■ **Problem description**
Reproduce each line from the records that holds "对于查摆出的问题".

■ **Material shown**
────────────────────────────────────────

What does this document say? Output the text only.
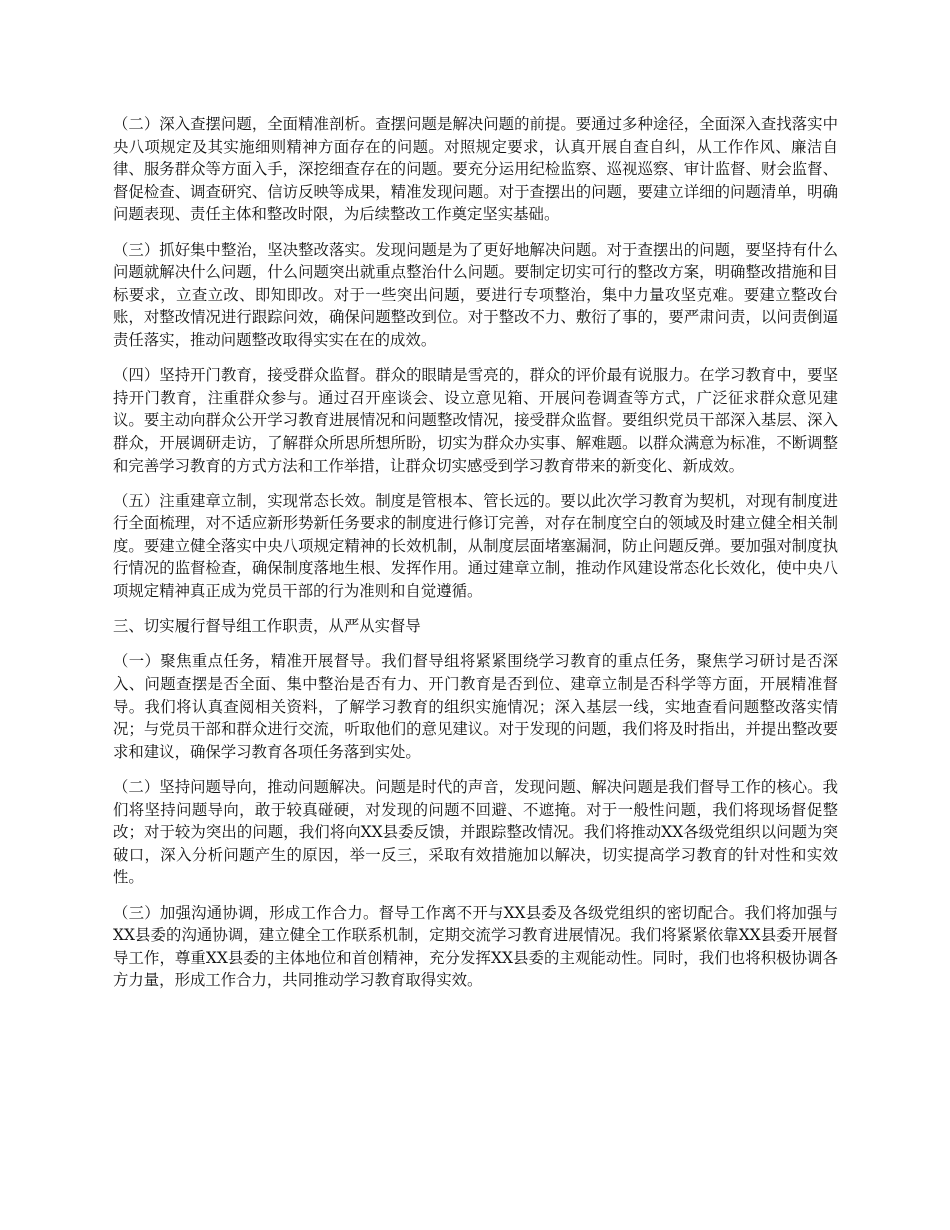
（二）深入查摆问题，全面精准剖析。查摆问题是解决问题的前提。要通过多种途径，全面深入查找落实中央八项规定及其实施细则精神方面存在的问题。对照规定要求，认真开展自查自纠，从工作作风、廉洁自律、服务群众等方面入手，深挖细查存在的问题。要充分运用纪检监察、巡视巡察、审计监督、财会监督、督促检查、调查研究、信访反映等成果，精准发现问题。对于查摆出的问题，要建立详细的问题清单，明确问题表现、责任主体和整改时限，为后续整改工作奠定坚实基础。

（三）抓好集中整治，坚决整改落实。发现问题是为了更好地解决问题。对于查摆出的问题，要坚持有什么问题就解决什么问题，什么问题突出就重点整治什么问题。要制定切实可行的整改方案，明确整改措施和目标要求，立查立改、即知即改。对于一些突出问题，要进行专项整治，集中力量攻坚克难。要建立整改台账，对整改情况进行跟踪问效，确保问题整改到位。对于整改不力、敷衍了事的，要严肃问责，以问责倒逼责任落实，推动问题整改取得实实在在的成效。

（四）坚持开门教育，接受群众监督。群众的眼睛是雪亮的，群众的评价最有说服力。在学习教育中，要坚持开门教育，注重群众参与。通过召开座谈会、设立意见箱、开展问卷调查等方式，广泛征求群众意见建议。要主动向群众公开学习教育进展情况和问题整改情况，接受群众监督。要组织党员干部深入基层、深入群众，开展调研走访，了解群众所思所想所盼，切实为群众办实事、解难题。以群众满意为标准，不断调整和完善学习教育的方式方法和工作举措，让群众切实感受到学习教育带来的新变化、新成效。

（五）注重建章立制，实现常态长效。制度是管根本、管长远的。要以此次学习教育为契机，对现有制度进行全面梳理，对不适应新形势新任务要求的制度进行修订完善，对存在制度空白的领域及时建立健全相关制度。要建立健全落实中央八项规定精神的长效机制，从制度层面堵塞漏洞，防止问题反弹。要加强对制度执行情况的监督检查，确保制度落地生根、发挥作用。通过建章立制，推动作风建设常态化长效化，使中央八项规定精神真正成为党员干部的行为准则和自觉遵循。

三、切实履行督导组工作职责，从严从实督导

（一）聚焦重点任务，精准开展督导。我们督导组将紧紧围绕学习教育的重点任务，聚焦学习研讨是否深入、问题查摆是否全面、集中整治是否有力、开门教育是否到位、建章立制是否科学等方面，开展精准督导。我们将认真查阅相关资料，了解学习教育的组织实施情况；深入基层一线，实地查看问题整改落实情况；与党员干部和群众进行交流，听取他们的意见建议。对于发现的问题，我们将及时指出，并提出整改要求和建议，确保学习教育各项任务落到实处。

（二）坚持问题导向，推动问题解决。问题是时代的声音，发现问题、解决问题是我们督导工作的核心。我们将坚持问题导向，敢于较真碰硬，对发现的问题不回避、不遮掩。对于一般性问题，我们将现场督促整改；对于较为突出的问题，我们将向XX县委反馈，并跟踪整改情况。我们将推动XX各级党组织以问题为突破口，深入分析问题产生的原因，举一反三，采取有效措施加以解决，切实提高学习教育的针对性和实效性。

（三）加强沟通协调，形成工作合力。督导工作离不开与XX县委及各级党组织的密切配合。我们将加强与XX县委的沟通协调，建立健全工作联系机制，定期交流学习教育进展情况。我们将紧紧依靠XX县委开展督导工作，尊重XX县委的主体地位和首创精神，充分发挥XX县委的主观能动性。同时，我们也将积极协调各方力量，形成工作合力，共同推动学习教育取得实效。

────────────────────────────────────────

■ **Written response**
（二）深入查摆问题，全面精准剖析。查摆问题是解决问题的前提。要通过多种途径，全面深入查找落实中央八项规定及其实施细则精神方面存在的问题。对照规定要求，认真开展自查自纠，从工作作风、廉洁自律、服务群众等方面入手，深挖细查存在的问题。要充分运用纪检监察、巡视巡察、审计监督、财会监督、督促检查、调查研究、信访反映等成果，精准发现问题。对于查摆出的问题，要建立详细的问题清单，明确问题表现、责任主体和整改时限，为后续整改工作奠定坚实基础。
（三）抓好集中整治，坚决整改落实。发现问题是为了更好地解决问题。对于查摆出的问题，要坚持有什么问题就解决什么问题，什么问题突出就重点整治什么问题。要制定切实可行的整改方案，明确整改措施和目标要求，立查立改、即知即改。对于一些突出问题，要进行专项整治，集中力量攻坚克难。要建立整改台账，对整改情况进行跟踪问效，确保问题整改到位。对于整改不力、敷衍了事的，要严肃问责，以问责倒逼责任落实，推动问题整改取得实实在在的成效。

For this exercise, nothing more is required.